▸ WORK TO DO
Repeat the listing that follows, character for character, minus the pictures.

▸ RECORDS PROVIDED
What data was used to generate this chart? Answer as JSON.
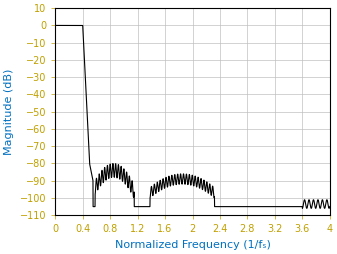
{
  "title": "",
  "xlabel": "Normalized Frequency (1/fₛ)",
  "ylabel": "Magnitude (dB)",
  "xlim": [
    0,
    4
  ],
  "ylim": [
    -110,
    10
  ],
  "xticks": [
    0,
    0.4,
    0.8,
    1.2,
    1.6,
    2.0,
    2.4,
    2.8,
    3.2,
    3.6,
    4.0
  ],
  "yticks": [
    10,
    0,
    -10,
    -20,
    -30,
    -40,
    -50,
    -60,
    -70,
    -80,
    -90,
    -100,
    -110
  ],
  "line_color": "#000000",
  "grid_color": "#c0c0c0",
  "axis_label_color": "#0070c0",
  "background_color": "#ffffff",
  "tick_label_color": "#c0a000",
  "xlabel_color": "#0070c0",
  "ylabel_color": "#0070c0",
  "figsize": [
    3.37,
    2.54
  ],
  "dpi": 100
}
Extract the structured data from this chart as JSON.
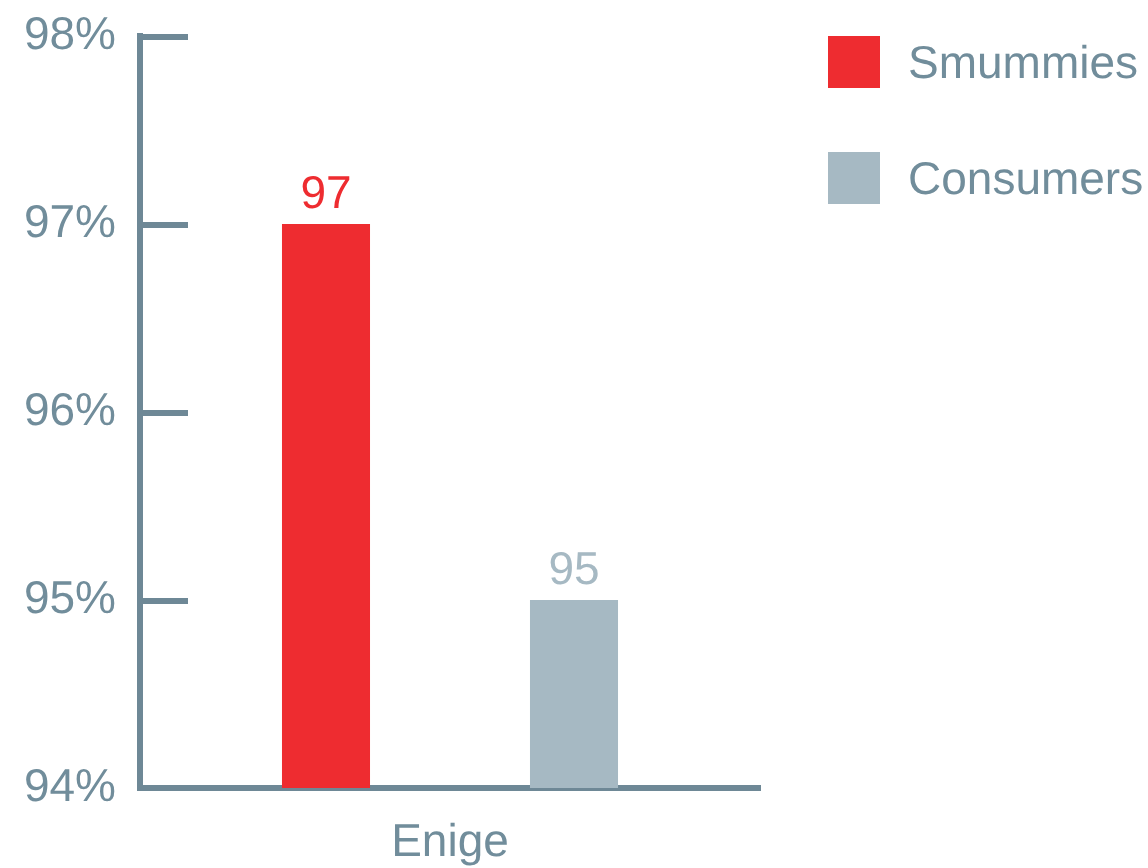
{
  "chart_data": {
    "type": "bar",
    "categories": [
      "Enige"
    ],
    "series": [
      {
        "name": "Smummies",
        "color": "#ee2c30",
        "values": [
          97
        ]
      },
      {
        "name": "Consumers",
        "color": "#a6b9c3",
        "values": [
          95
        ]
      }
    ],
    "ylim": [
      94,
      98
    ],
    "yticks": [
      {
        "value": 94,
        "label": "94%"
      },
      {
        "value": 95,
        "label": "95%"
      },
      {
        "value": 96,
        "label": "96%"
      },
      {
        "value": 97,
        "label": "97%"
      },
      {
        "value": 98,
        "label": "98%"
      }
    ],
    "data_labels": true,
    "grid": false,
    "legend": "top right"
  }
}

▸ RESULT BELOW
What data was used to generate this chart? Answer as JSON.
{
  "title": "",
  "xlabel": "Normalized Frequency (1/fₛ)",
  "ylabel": "Magnitude (dB)",
  "xlim": [
    0,
    4
  ],
  "ylim": [
    -110,
    10
  ],
  "xticks": [
    0,
    0.4,
    0.8,
    1.2,
    1.6,
    2.0,
    2.4,
    2.8,
    3.2,
    3.6,
    4.0
  ],
  "yticks": [
    10,
    0,
    -10,
    -20,
    -30,
    -40,
    -50,
    -60,
    -70,
    -80,
    -90,
    -100,
    -110
  ],
  "line_color": "#000000",
  "grid_color": "#c0c0c0",
  "axis_label_color": "#0070c0",
  "background_color": "#ffffff",
  "tick_label_color": "#c0a000",
  "xlabel_color": "#0070c0",
  "ylabel_color": "#0070c0",
  "figsize": [
    3.37,
    2.54
  ],
  "dpi": 100
}
Extract the structured data from this chart as JSON.
{
  "chart_data": {
    "type": "bar",
    "categories": [
      "Enige"
    ],
    "series": [
      {
        "name": "Smummies",
        "color": "#ee2c30",
        "values": [
          97
        ]
      },
      {
        "name": "Consumers",
        "color": "#a6b9c3",
        "values": [
          95
        ]
      }
    ],
    "ylim": [
      94,
      98
    ],
    "yticks": [
      {
        "value": 94,
        "label": "94%"
      },
      {
        "value": 95,
        "label": "95%"
      },
      {
        "value": 96,
        "label": "96%"
      },
      {
        "value": 97,
        "label": "97%"
      },
      {
        "value": 98,
        "label": "98%"
      }
    ],
    "data_labels": true,
    "grid": false,
    "legend": "top right"
  }
}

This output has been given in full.